>> Start

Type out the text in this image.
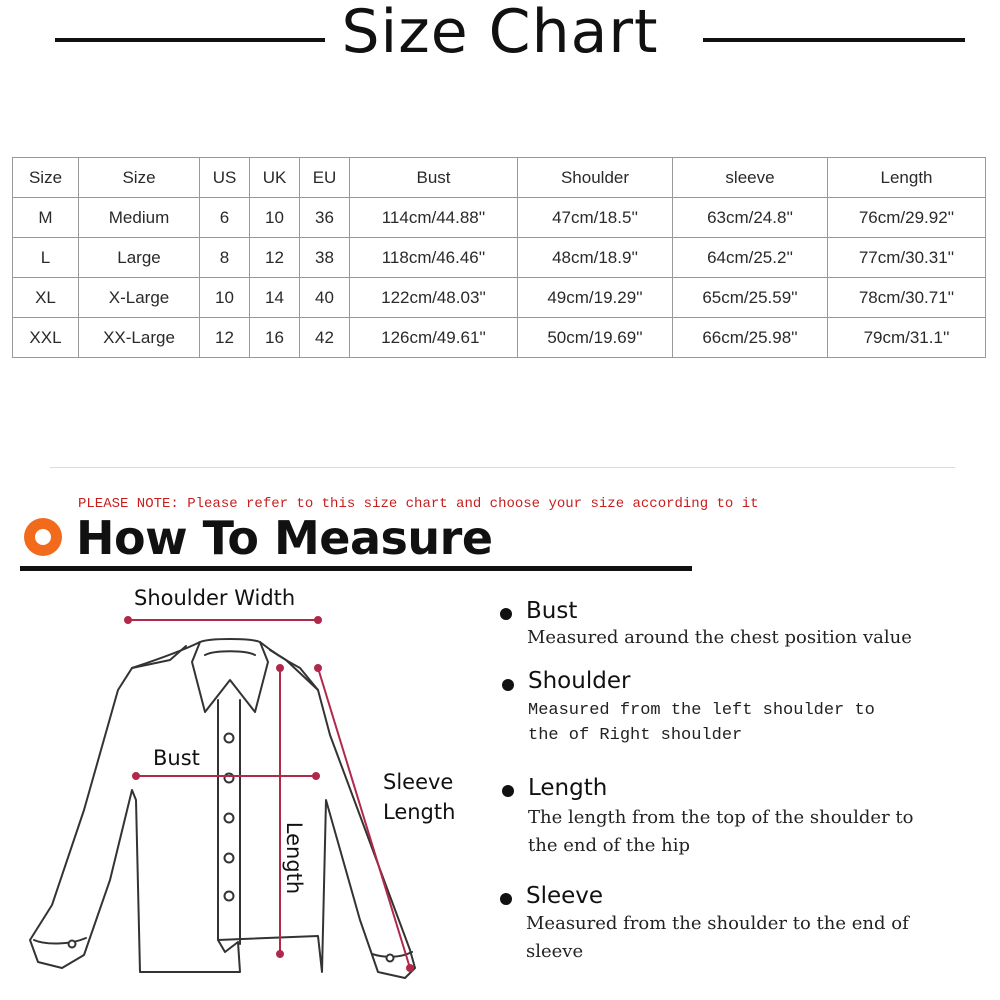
Size Chart
Size	Size	US	UK	EU	Bust	Shoulder	sleeve	Length
M	Medium	6	10	36	114cm/44.88''	47cm/18.5''	63cm/24.8''	76cm/29.92''
L	Large	8	12	38	118cm/46.46''	48cm/18.9''	64cm/25.2''	77cm/30.31''
XL	X-Large	10	14	40	122cm/48.03''	49cm/19.29''	65cm/25.59''	78cm/30.71''
XXL	XX-Large	12	16	42	126cm/49.61''	50cm/19.69''	66cm/25.98''	79cm/31.1''
PLEASE NOTE: Please refer to this size chart and choose your size according to it
How To Measure
Shoulder Width
Bust
Sleeve
Length
Length
Bust
Measured around the chest position value
Shoulder
Measured from the left shoulder to the of Right shoulder
Length
The length from the top of the shoulder to the end of the hip
Sleeve
Measured from the shoulder to the end of sleeve
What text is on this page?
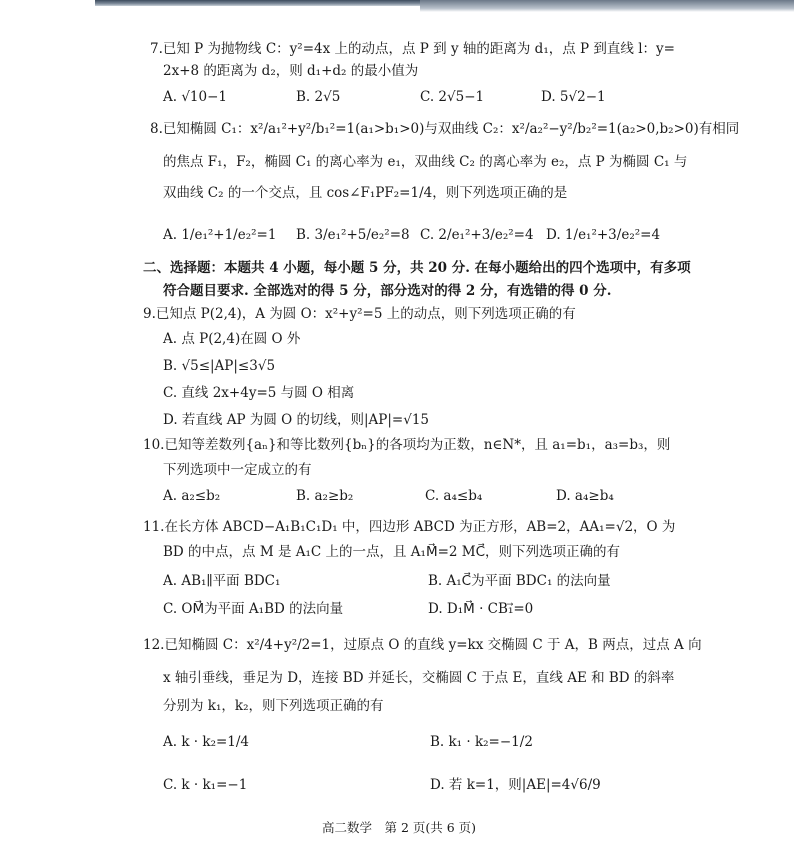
7.已知 P 为抛物线 C：y²=4x 上的动点，点 P 到 y 轴的距离为 d₁，点 P 到直线 l：y=
2x+8 的距离为 d₂，则 d₁+d₂ 的最小值为
A. √10−1	B. 2√5	C. 2√5−1	D. 5√2−1
8.已知椭圆 C₁：x²/a₁²+y²/b₁²=1(a₁>b₁>0)与双曲线 C₂：x²/a₂²−y²/b₂²=1(a₂>0,b₂>0)有相同
的焦点 F₁，F₂，椭圆 C₁ 的离心率为 e₁，双曲线 C₂ 的离心率为 e₂，点 P 为椭圆 C₁ 与
双曲线 C₂ 的一个交点，且 cos∠F₁PF₂=1/4，则下列选项正确的是
A. 1/e₁²+1/e₂²=1 B. 3/e₁²+5/e₂²=8 C. 2/e₁²+3/e₂²=4 D. 1/e₁²+3/e₂²=4
二、选择题：本题共 4 小题，每小题 5 分，共 20 分. 在每小题给出的四个选项中，有多项
符合题目要求. 全部选对的得 5 分，部分选对的得 2 分，有选错的得 0 分.
9.已知点 P(2,4)，A 为圆 O：x²+y²=5 上的动点，则下列选项正确的有
A. 点 P(2,4)在圆 O 外
B. √5≤|AP|≤3√5
C. 直线 2x+4y=5 与圆 O 相离
D. 若直线 AP 为圆 O 的切线，则|AP|=√15
10.已知等差数列{aₙ}和等比数列{bₙ}的各项均为正数，n∈N*，且 a₁=b₁，a₃=b₃，则
下列选项中一定成立的有
A. a₂≤b₂	B. a₂≥b₂	C. a₄≤b₄	D. a₄≥b₄
11.在长方体 ABCD−A₁B₁C₁D₁ 中，四边形 ABCD 为正方形，AB=2，AA₁=√2，O 为
BD 的中点，点 M 是 A₁C 上的一点，且 A₁M⃗=2 MC⃗，则下列选项正确的有
A. AB₁∥平面 BDC₁	B. A₁C⃗为平面 BDC₁ 的法向量
C. OM⃗为平面 A₁BD 的法向量	D. D₁M⃗ · CB₁⃗=0
12.已知椭圆 C：x²/4+y²/2=1，过原点 O 的直线 y=kx 交椭圆 C 于 A，B 两点，过点 A 向
x 轴引垂线，垂足为 D，连接 BD 并延长，交椭圆 C 于点 E，直线 AE 和 BD 的斜率
分别为 k₁，k₂，则下列选项正确的有
A. k · k₂=1/4	B. k₁ · k₂=−1/2
C. k · k₁=−1	D. 若 k=1，则|AE|=4√6/9
高二数学　第 2 页(共 6 页)
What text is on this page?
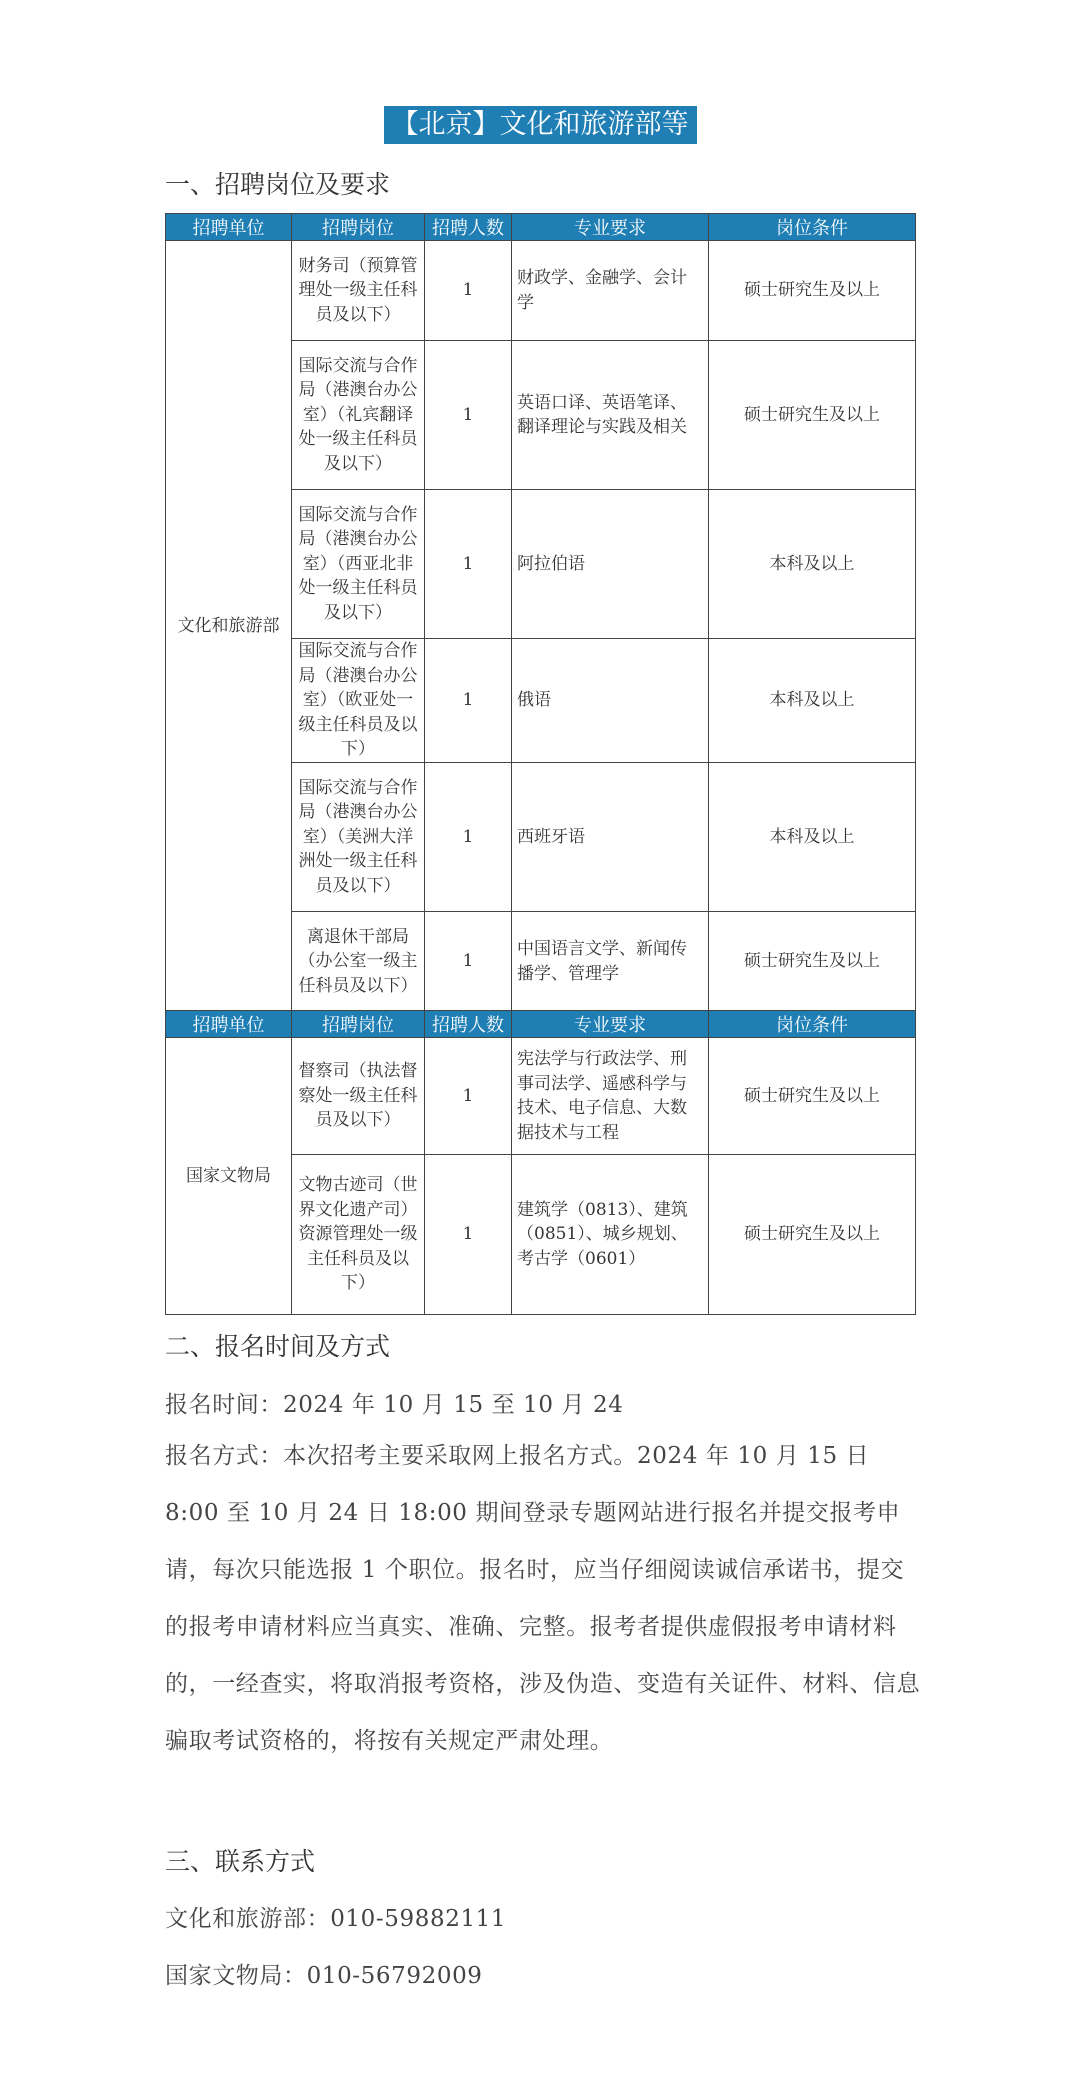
【北京】文化和旅游部等
一、招聘岗位及要求
招聘单位	招聘岗位	招聘人数	专业要求	岗位条件
文化和旅游部	财务司（预算管理处一级主任科员及以下）	1	财政学、金融学、会计学	硕士研究生及以上
	国际交流与合作局（港澳台办公室）（礼宾翻译处一级主任科员及以下）	1	英语口译、英语笔译、翻译理论与实践及相关	硕士研究生及以上
	国际交流与合作局（港澳台办公室）（西亚北非处一级主任科员及以下）	1	阿拉伯语	本科及以上
	国际交流与合作局（港澳台办公室）（欧亚处一级主任科员及以下）	1	俄语	本科及以上
	国际交流与合作局（港澳台办公室）（美洲大洋洲处一级主任科员及以下）	1	西班牙语	本科及以上
	离退休干部局（办公室一级主任科员及以下）	1	中国语言文学、新闻传播学、管理学	硕士研究生及以上
招聘单位	招聘岗位	招聘人数	专业要求	岗位条件
国家文物局	督察司（执法督察处一级主任科员及以下）	1	宪法学与行政法学、刑事司法学、遥感科学与技术、电子信息、大数据技术与工程	硕士研究生及以上
	文物古迹司（世界文化遗产司）资源管理处一级主任科员及以下）	1	建筑学（0813）、建筑（0851）、城乡规划、考古学（0601）	硕士研究生及以上
二、报名时间及方式
报名时间：2024 年 10 月 15 至 10 月 24
报名方式：本次招考主要采取网上报名方式。2024 年 10 月 15 日 8:00 至 10 月 24 日 18:00 期间登录专题网站进行报名并提交报考申请，每次只能选报 1 个职位。报名时，应当仔细阅读诚信承诺书，提交的报考申请材料应当真实、准确、完整。报考者提供虚假报考申请材料的，一经查实，将取消报考资格，涉及伪造、变造有关证件、材料、信息骗取考试资格的，将按有关规定严肃处理。
三、联系方式
文化和旅游部：010-59882111
国家文物局：010-56792009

>> End

■ TASK OBJECTIVE
Leave out the pictures and repeat everything else in the records exactly.

■ CORRECT ANSWER
Type out the text in this image.
Size Chart
Size	Size	US	UK	EU	Bust	Shoulder	sleeve	Length
M	Medium	6	10	36	114cm/44.88''	47cm/18.5''	63cm/24.8''	76cm/29.92''
L	Large	8	12	38	118cm/46.46''	48cm/18.9''	64cm/25.2''	77cm/30.31''
XL	X-Large	10	14	40	122cm/48.03''	49cm/19.29''	65cm/25.59''	78cm/30.71''
XXL	XX-Large	12	16	42	126cm/49.61''	50cm/19.69''	66cm/25.98''	79cm/31.1''
PLEASE NOTE: Please refer to this size chart and choose your size according to it
How To Measure
Shoulder Width
Bust
Sleeve
Length
Length
Bust
Measured around the chest position value
Shoulder
Measured from the left shoulder to the of Right shoulder
Length
The length from the top of the shoulder to the end of the hip
Sleeve
Measured from the shoulder to the end of sleeve
What text is on this page?
7.已知 P 为抛物线 C：y²=4x 上的动点，点 P 到 y 轴的距离为 d₁，点 P 到直线 l：y=
2x+8 的距离为 d₂，则 d₁+d₂ 的最小值为
A. √10−1	B. 2√5	C. 2√5−1	D. 5√2−1
8.已知椭圆 C₁：x²/a₁²+y²/b₁²=1(a₁>b₁>0)与双曲线 C₂：x²/a₂²−y²/b₂²=1(a₂>0,b₂>0)有相同
的焦点 F₁，F₂，椭圆 C₁ 的离心率为 e₁，双曲线 C₂ 的离心率为 e₂，点 P 为椭圆 C₁ 与
双曲线 C₂ 的一个交点，且 cos∠F₁PF₂=1/4，则下列选项正确的是
A. 1/e₁²+1/e₂²=1 B. 3/e₁²+5/e₂²=8 C. 2/e₁²+3/e₂²=4 D. 1/e₁²+3/e₂²=4
二、选择题：本题共 4 小题，每小题 5 分，共 20 分. 在每小题给出的四个选项中，有多项
符合题目要求. 全部选对的得 5 分，部分选对的得 2 分，有选错的得 0 分.
9.已知点 P(2,4)，A 为圆 O：x²+y²=5 上的动点，则下列选项正确的有
A. 点 P(2,4)在圆 O 外
B. √5≤|AP|≤3√5
C. 直线 2x+4y=5 与圆 O 相离
D. 若直线 AP 为圆 O 的切线，则|AP|=√15
10.已知等差数列{aₙ}和等比数列{bₙ}的各项均为正数，n∈N*，且 a₁=b₁，a₃=b₃，则
下列选项中一定成立的有
A. a₂≤b₂	B. a₂≥b₂	C. a₄≤b₄	D. a₄≥b₄
11.在长方体 ABCD−A₁B₁C₁D₁ 中，四边形 ABCD 为正方形，AB=2，AA₁=√2，O 为
BD 的中点，点 M 是 A₁C 上的一点，且 A₁M⃗=2 MC⃗，则下列选项正确的有
A. AB₁∥平面 BDC₁	B. A₁C⃗为平面 BDC₁ 的法向量
C. OM⃗为平面 A₁BD 的法向量	D. D₁M⃗ · CB₁⃗=0
12.已知椭圆 C：x²/4+y²/2=1，过原点 O 的直线 y=kx 交椭圆 C 于 A，B 两点，过点 A 向
x 轴引垂线，垂足为 D，连接 BD 并延长，交椭圆 C 于点 E，直线 AE 和 BD 的斜率
分别为 k₁，k₂，则下列选项正确的有
A. k · k₂=1/4	B. k₁ · k₂=−1/2
C. k · k₁=−1	D. 若 k=1，则|AE|=4√6/9
高二数学　第 2 页(共 6 页)
What text is on this page?
【北京】文化和旅游部等
一、招聘岗位及要求
招聘单位	招聘岗位	招聘人数	专业要求	岗位条件
文化和旅游部	财务司（预算管理处一级主任科员及以下）	1	财政学、金融学、会计学	硕士研究生及以上
	国际交流与合作局（港澳台办公室）（礼宾翻译处一级主任科员及以下）	1	英语口译、英语笔译、翻译理论与实践及相关	硕士研究生及以上
	国际交流与合作局（港澳台办公室）（西亚北非处一级主任科员及以下）	1	阿拉伯语	本科及以上
	国际交流与合作局（港澳台办公室）（欧亚处一级主任科员及以下）	1	俄语	本科及以上
	国际交流与合作局（港澳台办公室）（美洲大洋洲处一级主任科员及以下）	1	西班牙语	本科及以上
	离退休干部局（办公室一级主任科员及以下）	1	中国语言文学、新闻传播学、管理学	硕士研究生及以上
招聘单位	招聘岗位	招聘人数	专业要求	岗位条件
国家文物局	督察司（执法督察处一级主任科员及以下）	1	宪法学与行政法学、刑事司法学、遥感科学与技术、电子信息、大数据技术与工程	硕士研究生及以上
	文物古迹司（世界文化遗产司）资源管理处一级主任科员及以下）	1	建筑学（0813）、建筑（0851）、城乡规划、考古学（0601）	硕士研究生及以上
二、报名时间及方式
报名时间：2024 年 10 月 15 至 10 月 24
报名方式：本次招考主要采取网上报名方式。2024 年 10 月 15 日 8:00 至 10 月 24 日 18:00 期间登录专题网站进行报名并提交报考申请，每次只能选报 1 个职位。报名时，应当仔细阅读诚信承诺书，提交的报考申请材料应当真实、准确、完整。报考者提供虚假报考申请材料的，一经查实，将取消报考资格，涉及伪造、变造有关证件、材料、信息骗取考试资格的，将按有关规定严肃处理。
三、联系方式
文化和旅游部：010-59882111
国家文物局：010-56792009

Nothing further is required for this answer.